[Begin SUPPLIED DATA]

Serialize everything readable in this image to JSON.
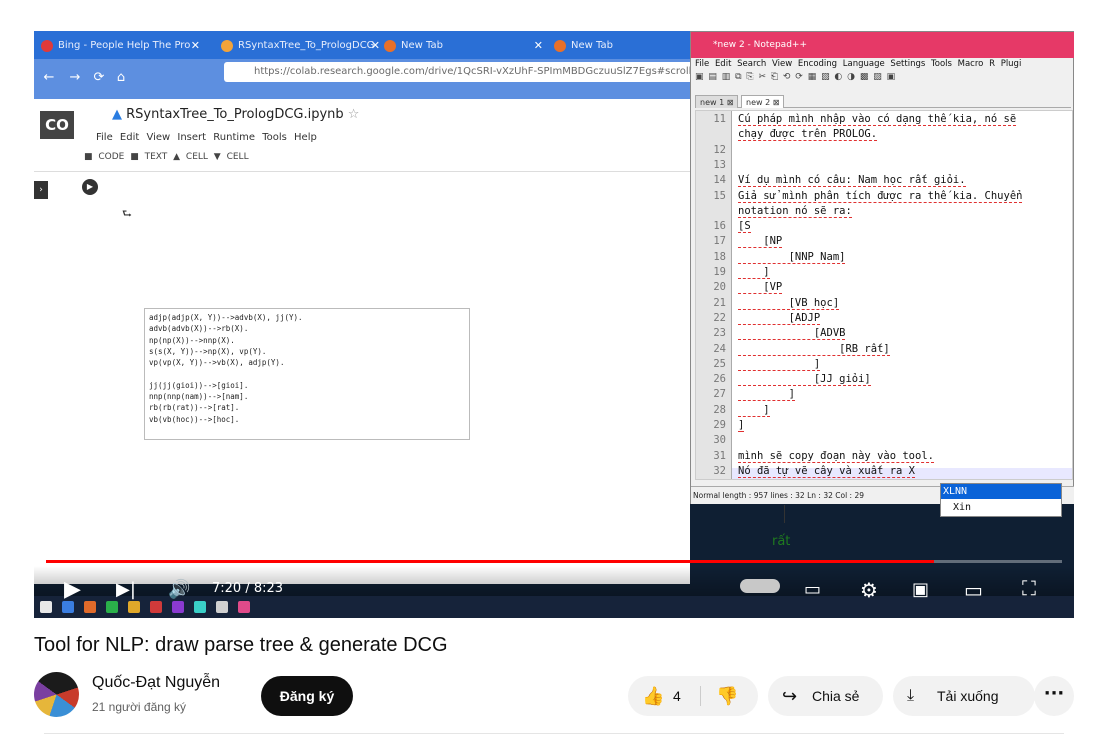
{
  "browser": {
    "tabs": [
      {
        "label": "Bing - People Help The Pro",
        "color": "#e03a3a"
      },
      {
        "label": "RSyntaxTree_To_PrologDCG",
        "color": "#f2a33a"
      },
      {
        "label": "New Tab",
        "color": "#e8702a"
      },
      {
        "label": "New Tab",
        "color": "#e8702a"
      }
    ],
    "url": "https://colab.research.google.com/drive/1QcSRI-vXzUhF-SPImMBDGczuuSlZ7Egs#scrollTo"
  },
  "colab": {
    "logo": "CO",
    "notebook_title": "RSyntaxTree_To_PrologDCG.ipynb",
    "menu": [
      "File",
      "Edit",
      "View",
      "Insert",
      "Runtime",
      "Tools",
      "Help"
    ],
    "toolbar": [
      "CODE",
      "TEXT",
      "CELL",
      "CELL"
    ],
    "code_output": [
      "adjp(adjp(X, Y))-->advb(X), jj(Y).",
      "advb(advb(X))-->rb(X).",
      "np(np(X))-->nnp(X).",
      "s(s(X, Y))-->np(X), vp(Y).",
      "vp(vp(X, Y))-->vb(X), adjp(Y).",
      "",
      "jj(jj(gioi))-->[gioi].",
      "nnp(nnp(nam))-->[nam].",
      "rb(rb(rat))-->[rat].",
      "vb(vb(hoc))-->[hoc]."
    ]
  },
  "notepad": {
    "title": "*new 2 - Notepad++",
    "menu": [
      "File",
      "Edit",
      "Search",
      "View",
      "Encoding",
      "Language",
      "Settings",
      "Tools",
      "Macro",
      "R",
      "Plugi"
    ],
    "tabs": [
      "new 1",
      "new 2"
    ],
    "lines": [
      {
        "n": "11",
        "t": "Cú pháp mình nhập vào có dạng thế kia, nó sẽ"
      },
      {
        "n": "",
        "t": "chạy được trên PROLOG."
      },
      {
        "n": "12",
        "t": ""
      },
      {
        "n": "13",
        "t": ""
      },
      {
        "n": "14",
        "t": "Ví dụ mình có câu: Nam học rất giỏi."
      },
      {
        "n": "15",
        "t": "Giả sử mình phân tích được ra thế kia. Chuyển"
      },
      {
        "n": "",
        "t": "notation nó sẽ ra:"
      },
      {
        "n": "16",
        "t": "[S"
      },
      {
        "n": "17",
        "t": "    [NP"
      },
      {
        "n": "18",
        "t": "        [NNP Nam]"
      },
      {
        "n": "19",
        "t": "    ]"
      },
      {
        "n": "20",
        "t": "    [VP"
      },
      {
        "n": "21",
        "t": "        [VB học]"
      },
      {
        "n": "22",
        "t": "        [ADJP"
      },
      {
        "n": "23",
        "t": "            [ADVB"
      },
      {
        "n": "24",
        "t": "                [RB rất]"
      },
      {
        "n": "25",
        "t": "            ]"
      },
      {
        "n": "26",
        "t": "            [JJ giỏi]"
      },
      {
        "n": "27",
        "t": "        ]"
      },
      {
        "n": "28",
        "t": "    ]"
      },
      {
        "n": "29",
        "t": "]"
      },
      {
        "n": "30",
        "t": ""
      },
      {
        "n": "31",
        "t": "mình sẽ copy đoạn này vào tool."
      },
      {
        "n": "32",
        "t": "Nó đã tự vẽ cây và xuất ra X"
      }
    ],
    "status": "Normal length : 957    lines : 32               Ln : 32    Col : 29",
    "autocomplete": [
      "XLNN",
      "Xin"
    ]
  },
  "tree_word": "rất",
  "player": {
    "time": "7:20 / 8:23",
    "progress": 0.874,
    "colors": {
      "progress": "#ff0000"
    }
  },
  "video": {
    "title": "Tool for NLP: draw parse tree & generate DCG",
    "channel": "Quốc-Đạt Nguyễn",
    "subscribers": "21 người đăng ký",
    "subscribe_label": "Đăng ký",
    "likes": "4",
    "share_label": "Chia sẻ",
    "download_label": "Tải xuống",
    "more_label": "···"
  }
}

[End SUPPLIED DATA]

#### [DIRECTION]
Output the material word for word, omitting its pictures.

#### [RESULT OF THE EXERCISE]
Serialize everything readable in this image to JSON.
{
  "browser": {
    "tabs": [
      {
        "label": "Bing - People Help The Pro",
        "color": "#e03a3a"
      },
      {
        "label": "RSyntaxTree_To_PrologDCG",
        "color": "#f2a33a"
      },
      {
        "label": "New Tab",
        "color": "#e8702a"
      },
      {
        "label": "New Tab",
        "color": "#e8702a"
      }
    ],
    "url": "https://colab.research.google.com/drive/1QcSRI-vXzUhF-SPImMBDGczuuSlZ7Egs#scrollTo"
  },
  "colab": {
    "logo": "CO",
    "notebook_title": "RSyntaxTree_To_PrologDCG.ipynb",
    "menu": [
      "File",
      "Edit",
      "View",
      "Insert",
      "Runtime",
      "Tools",
      "Help"
    ],
    "toolbar": [
      "CODE",
      "TEXT",
      "CELL",
      "CELL"
    ],
    "code_output": [
      "adjp(adjp(X, Y))-->advb(X), jj(Y).",
      "advb(advb(X))-->rb(X).",
      "np(np(X))-->nnp(X).",
      "s(s(X, Y))-->np(X), vp(Y).",
      "vp(vp(X, Y))-->vb(X), adjp(Y).",
      "",
      "jj(jj(gioi))-->[gioi].",
      "nnp(nnp(nam))-->[nam].",
      "rb(rb(rat))-->[rat].",
      "vb(vb(hoc))-->[hoc]."
    ]
  },
  "notepad": {
    "title": "*new 2 - Notepad++",
    "menu": [
      "File",
      "Edit",
      "Search",
      "View",
      "Encoding",
      "Language",
      "Settings",
      "Tools",
      "Macro",
      "R",
      "Plugi"
    ],
    "tabs": [
      "new 1",
      "new 2"
    ],
    "lines": [
      {
        "n": "11",
        "t": "Cú pháp mình nhập vào có dạng thế kia, nó sẽ"
      },
      {
        "n": "",
        "t": "chạy được trên PROLOG."
      },
      {
        "n": "12",
        "t": ""
      },
      {
        "n": "13",
        "t": ""
      },
      {
        "n": "14",
        "t": "Ví dụ mình có câu: Nam học rất giỏi."
      },
      {
        "n": "15",
        "t": "Giả sử mình phân tích được ra thế kia. Chuyển"
      },
      {
        "n": "",
        "t": "notation nó sẽ ra:"
      },
      {
        "n": "16",
        "t": "[S"
      },
      {
        "n": "17",
        "t": "    [NP"
      },
      {
        "n": "18",
        "t": "        [NNP Nam]"
      },
      {
        "n": "19",
        "t": "    ]"
      },
      {
        "n": "20",
        "t": "    [VP"
      },
      {
        "n": "21",
        "t": "        [VB học]"
      },
      {
        "n": "22",
        "t": "        [ADJP"
      },
      {
        "n": "23",
        "t": "            [ADVB"
      },
      {
        "n": "24",
        "t": "                [RB rất]"
      },
      {
        "n": "25",
        "t": "            ]"
      },
      {
        "n": "26",
        "t": "            [JJ giỏi]"
      },
      {
        "n": "27",
        "t": "        ]"
      },
      {
        "n": "28",
        "t": "    ]"
      },
      {
        "n": "29",
        "t": "]"
      },
      {
        "n": "30",
        "t": ""
      },
      {
        "n": "31",
        "t": "mình sẽ copy đoạn này vào tool."
      },
      {
        "n": "32",
        "t": "Nó đã tự vẽ cây và xuất ra X"
      }
    ],
    "status": "Normal length : 957    lines : 32               Ln : 32    Col : 29",
    "autocomplete": [
      "XLNN",
      "Xin"
    ]
  },
  "tree_word": "rất",
  "player": {
    "time": "7:20 / 8:23",
    "progress": 0.874,
    "colors": {
      "progress": "#ff0000"
    }
  },
  "video": {
    "title": "Tool for NLP: draw parse tree & generate DCG",
    "channel": "Quốc-Đạt Nguyễn",
    "subscribers": "21 người đăng ký",
    "subscribe_label": "Đăng ký",
    "likes": "4",
    "share_label": "Chia sẻ",
    "download_label": "Tải xuống",
    "more_label": "···"
  }
}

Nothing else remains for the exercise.